(GIVEN RECORDS)
════════════════════
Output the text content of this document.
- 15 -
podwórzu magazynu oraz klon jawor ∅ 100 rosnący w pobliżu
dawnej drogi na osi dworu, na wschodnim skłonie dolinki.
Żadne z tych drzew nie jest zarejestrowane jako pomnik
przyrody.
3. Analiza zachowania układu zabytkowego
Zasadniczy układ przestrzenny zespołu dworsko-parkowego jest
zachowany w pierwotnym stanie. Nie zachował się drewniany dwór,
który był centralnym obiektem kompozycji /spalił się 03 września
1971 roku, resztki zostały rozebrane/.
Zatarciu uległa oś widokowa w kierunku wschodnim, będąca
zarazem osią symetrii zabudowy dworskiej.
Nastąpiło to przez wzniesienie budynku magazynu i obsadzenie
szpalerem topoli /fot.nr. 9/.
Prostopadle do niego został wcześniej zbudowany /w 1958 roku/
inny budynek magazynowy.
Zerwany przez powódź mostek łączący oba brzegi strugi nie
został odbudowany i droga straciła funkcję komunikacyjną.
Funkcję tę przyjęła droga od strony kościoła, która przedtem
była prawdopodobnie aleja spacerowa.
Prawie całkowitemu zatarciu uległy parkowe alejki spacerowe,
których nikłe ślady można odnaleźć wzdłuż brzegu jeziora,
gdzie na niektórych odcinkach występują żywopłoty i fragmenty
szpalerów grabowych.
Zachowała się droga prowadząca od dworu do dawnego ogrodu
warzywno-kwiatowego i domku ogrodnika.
════════════════════
In how many lines of the data does the string "jest" appear? Give only the number.

(SOLUTION BELOW) 2